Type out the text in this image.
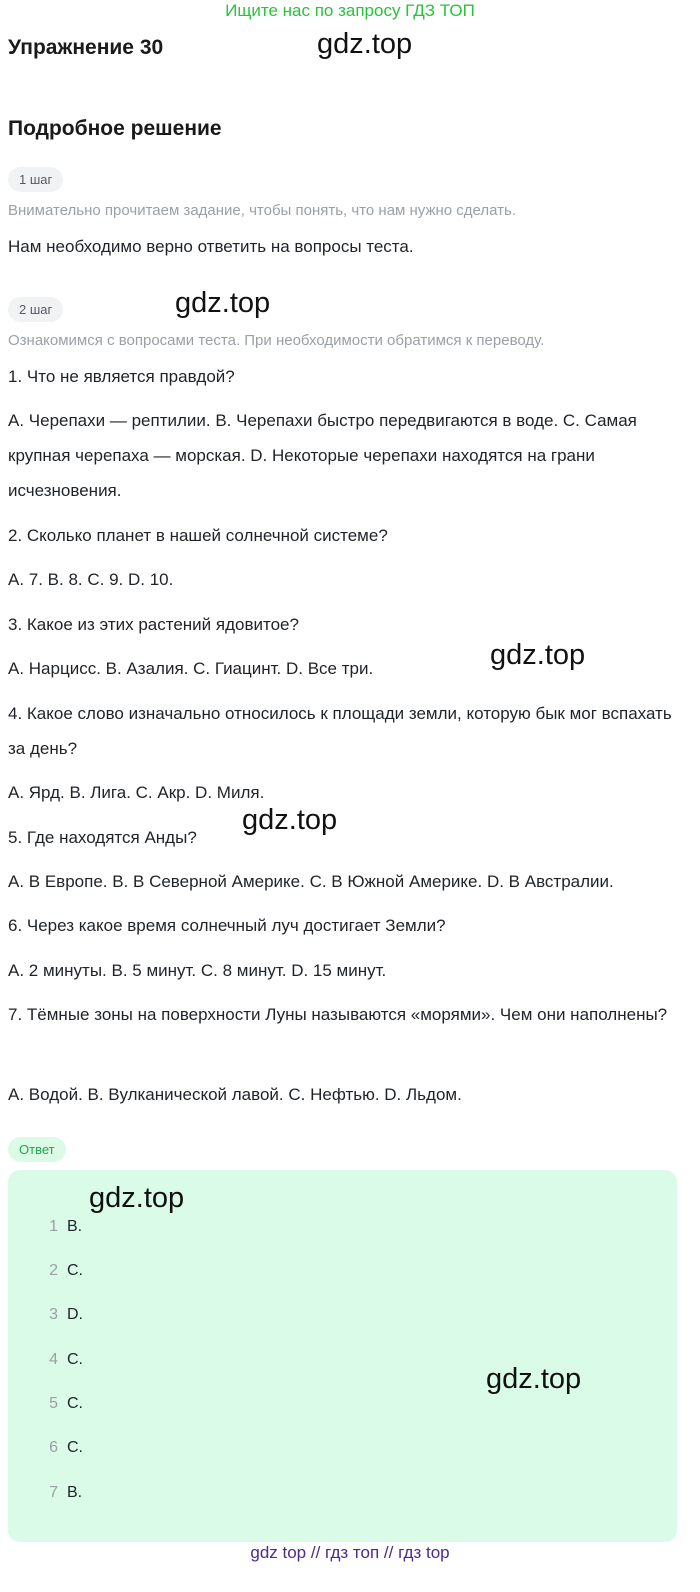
Ищите нас по запросу ГДЗ ТОП
Упражнение 30	gdz.top
Подробное решение
1 шаг
Внимательно прочитаем задание, чтобы понять, что нам нужно сделать.
Нам необходимо верно ответить на вопросы теста.
2 шаг	gdz.top
Ознакомимся с вопросами теста. При необходимости обратимся к переводу.
1. Что не является правдой?
A. Черепахи — рептилии. B. Черепахи быстро передвигаются в воде. C. Самая крупная черепаха — морская. D. Некоторые черепахи находятся на грани исчезновения.
2. Сколько планет в нашей солнечной системе?
A. 7. B. 8. C. 9. D. 10.
3. Какое из этих растений ядовитое?
A. Нарцисс. B. Азалия. C. Гиацинт. D. Все три.	gdz.top
4. Какое слово изначально относилось к площади земли, которую бык мог вспахать за день?
A. Ярд. B. Лига. C. Акр. D. Миля.
gdz.top
5. Где находятся Анды?
A. В Европе. B. В Северной Америке. C. В Южной Америке. D. В Австралии.
6. Через какое время солнечный луч достигает Земли?
A. 2 минуты. B. 5 минут. C. 8 минут. D. 15 минут.
7. Тёмные зоны на поверхности Луны называются «морями». Чем они наполнены?
A. Водой. B. Вулканической лавой. C. Нефтью. D. Льдом.
Ответ
gdz.top
gdz.top
1 B.
2 C.
3 D.
4 C.
5 C.
6 C.
7 B.
gdz top // гдз топ // гдз top
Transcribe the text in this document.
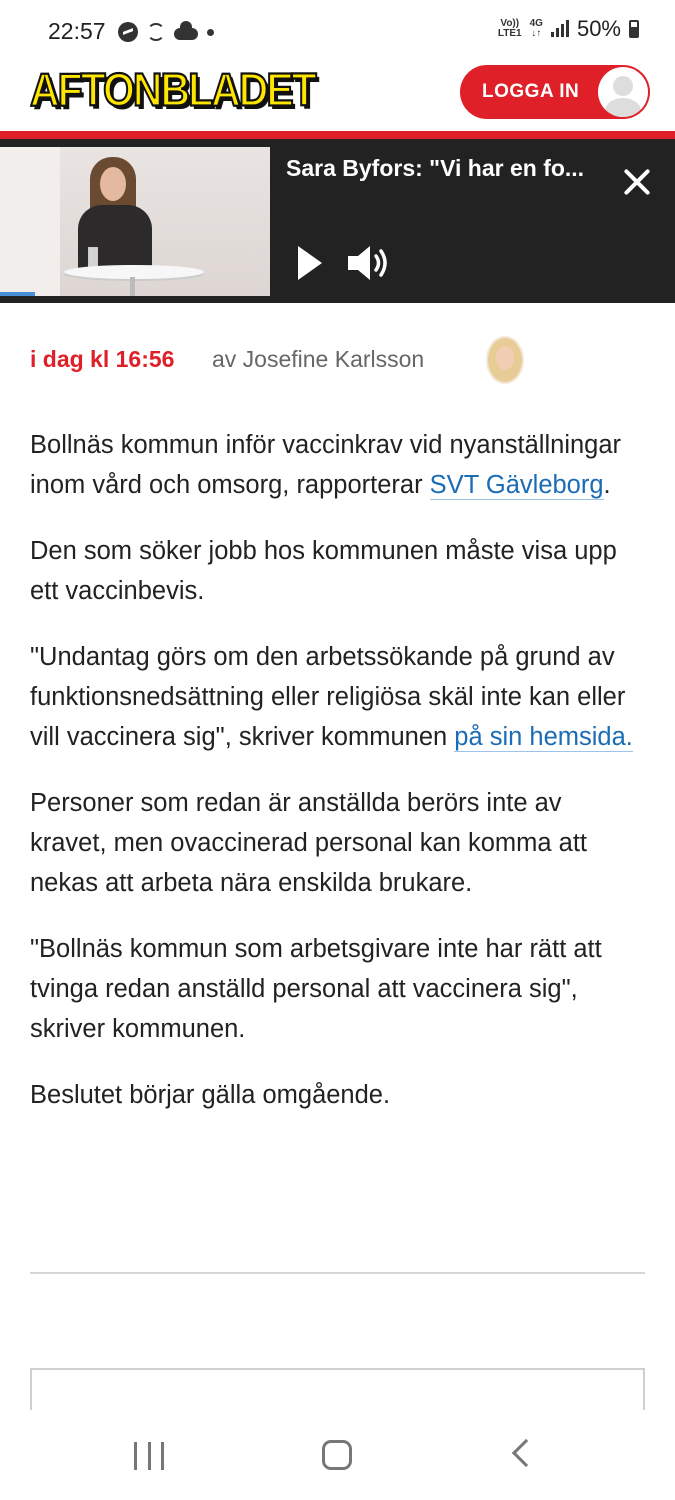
22:57	Vo))
LTE1
4G
↓↑ 50%
AFTONBLADET	LOGGA IN
Sara Byfors: "Vi har en fo...
i dag kl 16:56 av Josefine Karlsson

Bollnäs kommun inför vaccinkrav vid nyanställningar inom vård och omsorg, rapporterar SVT Gävleborg.

Den som söker jobb hos kommunen måste visa upp ett vaccinbevis.

"Undantag görs om den arbetssökande på grund av funktionsnedsättning eller religiösa skäl inte kan eller vill vaccinera sig", skriver kommunen på sin hemsida.

Personer som redan är anställda berörs inte av kravet, men ovaccinerad personal kan komma att nekas att arbeta nära enskilda brukare.

"Bollnäs kommun som arbetsgivare inte har rätt att tvinga redan anställd personal att vaccinera sig", skriver kommunen.

Beslutet börjar gälla omgående.
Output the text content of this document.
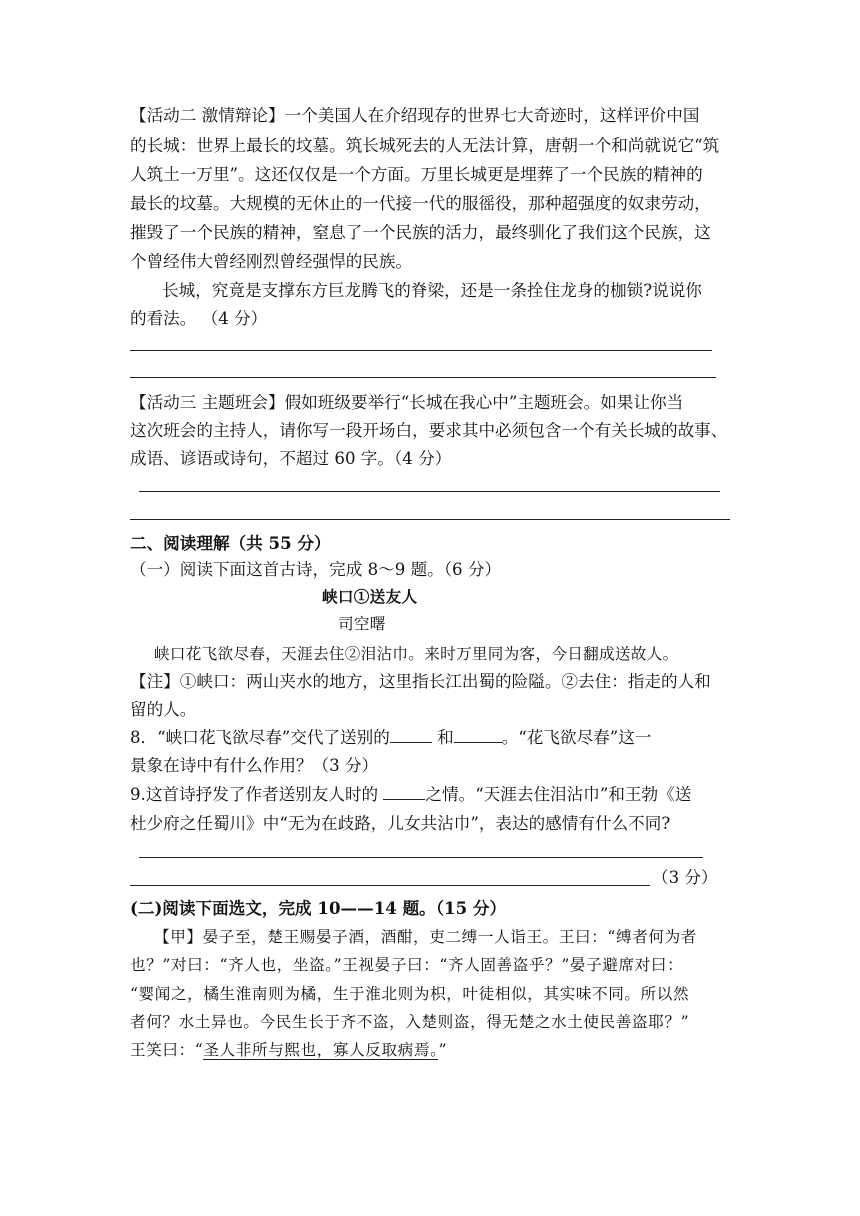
【活动二 激情辩论】一个美国人在介绍现存的世界七大奇迹时，这样评价中国
的长城：世界上最长的坟墓。筑长城死去的人无法计算，唐朝一个和尚就说它“筑
人筑土一万里”。这还仅仅是一个方面。万里长城更是埋葬了一个民族的精神的
最长的坟墓。大规模的无休止的一代接一代的服徭役，那种超强度的奴隶劳动，
摧毁了一个民族的精神，窒息了一个民族的活力，最终驯化了我们这个民族，这
个曾经伟大曾经刚烈曾经强悍的民族。
长城，究竟是支撑东方巨龙腾飞的脊梁，还是一条拴住龙身的枷锁?说说你
的看法。 （4 分）
【活动三 主题班会】假如班级要举行“长城在我心中”主题班会。如果让你当
这次班会的主持人，请你写一段开场白，要求其中必须包含一个有关长城的故事、
成语、谚语或诗句，不超过 60 字。（4 分）
二、阅读理解（共 55 分）
（一）阅读下面这首古诗，完成 8～9 题。（6 分）
峡口①送友人
司空曙
峡口花飞欲尽春，天涯去住②泪沾巾。来时万里同为客，今日翻成送故人。
【注】①峡口：两山夹水的地方，这里指长江出蜀的险隘。②去住：指走的人和
留的人。
8．“峡口花飞欲尽春”交代了送别的	和	。“花飞欲尽春”这一
景象在诗中有什么作用？（3 分）
9.这首诗抒发了作者送别友人时的	之情。“天涯去住泪沾巾”和王勃《送
杜少府之任蜀川》中“无为在歧路，儿女共沾巾”，表达的感情有什么不同?
（3 分）
(二)阅读下面选文，完成 10——14 题。（15 分）
【甲】晏子至，楚王赐晏子酒，酒酣，吏二缚一人诣王。王曰：“缚者何为者
也？”对曰：“齐人也，坐盗。”王视晏子曰：“齐人固善盗乎？”晏子避席对曰：
“婴闻之，橘生淮南则为橘，生于淮北则为枳，叶徒相似，其实味不同。所以然
者何？水土异也。今民生长于齐不盗，入楚则盗，得无楚之水土使民善盗耶？”
王笑曰：“圣人非所与熙也，寡人反取病焉。”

——————

## Exercise brief
Each line of the data should be quoted exactly, with pictures left out.

## Expected answer
Type out the text in this image.
Ищите нас по запросу ГДЗ ТОП
Упражнение 30	gdz.top
Подробное решение
1 шаг
Внимательно прочитаем задание, чтобы понять, что нам нужно сделать.
Нам необходимо верно ответить на вопросы теста.
2 шаг	gdz.top
Ознакомимся с вопросами теста. При необходимости обратимся к переводу.
1. Что не является правдой?
A. Черепахи — рептилии. B. Черепахи быстро передвигаются в воде. C. Самая крупная черепаха — морская. D. Некоторые черепахи находятся на грани исчезновения.
2. Сколько планет в нашей солнечной системе?
A. 7. B. 8. C. 9. D. 10.
3. Какое из этих растений ядовитое?
A. Нарцисс. B. Азалия. C. Гиацинт. D. Все три.	gdz.top
4. Какое слово изначально относилось к площади земли, которую бык мог вспахать за день?
A. Ярд. B. Лига. C. Акр. D. Миля.
gdz.top
5. Где находятся Анды?
A. В Европе. B. В Северной Америке. C. В Южной Америке. D. В Австралии.
6. Через какое время солнечный луч достигает Земли?
A. 2 минуты. B. 5 минут. C. 8 минут. D. 15 минут.
7. Тёмные зоны на поверхности Луны называются «морями». Чем они наполнены?
A. Водой. B. Вулканической лавой. C. Нефтью. D. Льдом.
Ответ
gdz.top
gdz.top
1 B.
2 C.
3 D.
4 C.
5 C.
6 C.
7 B.
gdz top // гдз топ // гдз top
Transcribe the text in this document.
22:57	Vo))
LTE1
4G
↓↑ 50%
AFTONBLADET	LOGGA IN
Sara Byfors: "Vi har en fo...
i dag kl 16:56 av Josefine Karlsson

Bollnäs kommun inför vaccinkrav vid nyanställningar inom vård och omsorg, rapporterar SVT Gävleborg.

Den som söker jobb hos kommunen måste visa upp ett vaccinbevis.

"Undantag görs om den arbetssökande på grund av funktionsnedsättning eller religiösa skäl inte kan eller vill vaccinera sig", skriver kommunen på sin hemsida.

Personer som redan är anställda berörs inte av kravet, men ovaccinerad personal kan komma att nekas att arbeta nära enskilda brukare.

"Bollnäs kommun som arbetsgivare inte har rätt att tvinga redan anställd personal att vaccinera sig", skriver kommunen.

Beslutet börjar gälla omgående.
Output the text content of this document.
【活动二 激情辩论】一个美国人在介绍现存的世界七大奇迹时，这样评价中国
的长城：世界上最长的坟墓。筑长城死去的人无法计算，唐朝一个和尚就说它“筑
人筑土一万里”。这还仅仅是一个方面。万里长城更是埋葬了一个民族的精神的
最长的坟墓。大规模的无休止的一代接一代的服徭役，那种超强度的奴隶劳动，
摧毁了一个民族的精神，窒息了一个民族的活力，最终驯化了我们这个民族，这
个曾经伟大曾经刚烈曾经强悍的民族。
长城，究竟是支撑东方巨龙腾飞的脊梁，还是一条拴住龙身的枷锁?说说你
的看法。 （4 分）
【活动三 主题班会】假如班级要举行“长城在我心中”主题班会。如果让你当
这次班会的主持人，请你写一段开场白，要求其中必须包含一个有关长城的故事、
成语、谚语或诗句，不超过 60 字。（4 分）
二、阅读理解（共 55 分）
（一）阅读下面这首古诗，完成 8～9 题。（6 分）
峡口①送友人
司空曙
峡口花飞欲尽春，天涯去住②泪沾巾。来时万里同为客，今日翻成送故人。
【注】①峡口：两山夹水的地方，这里指长江出蜀的险隘。②去住：指走的人和
留的人。
8．“峡口花飞欲尽春”交代了送别的	和	。“花飞欲尽春”这一
景象在诗中有什么作用？（3 分）
9.这首诗抒发了作者送别友人时的	之情。“天涯去住泪沾巾”和王勃《送
杜少府之任蜀川》中“无为在歧路，儿女共沾巾”，表达的感情有什么不同?
（3 分）
(二)阅读下面选文，完成 10——14 题。（15 分）
【甲】晏子至，楚王赐晏子酒，酒酣，吏二缚一人诣王。王曰：“缚者何为者
也？”对曰：“齐人也，坐盗。”王视晏子曰：“齐人固善盗乎？”晏子避席对曰：
“婴闻之，橘生淮南则为橘，生于淮北则为枳，叶徒相似，其实味不同。所以然
者何？水土异也。今民生长于齐不盗，入楚则盗，得无楚之水土使民善盗耶？”
王笑曰：“圣人非所与熙也，寡人反取病焉。”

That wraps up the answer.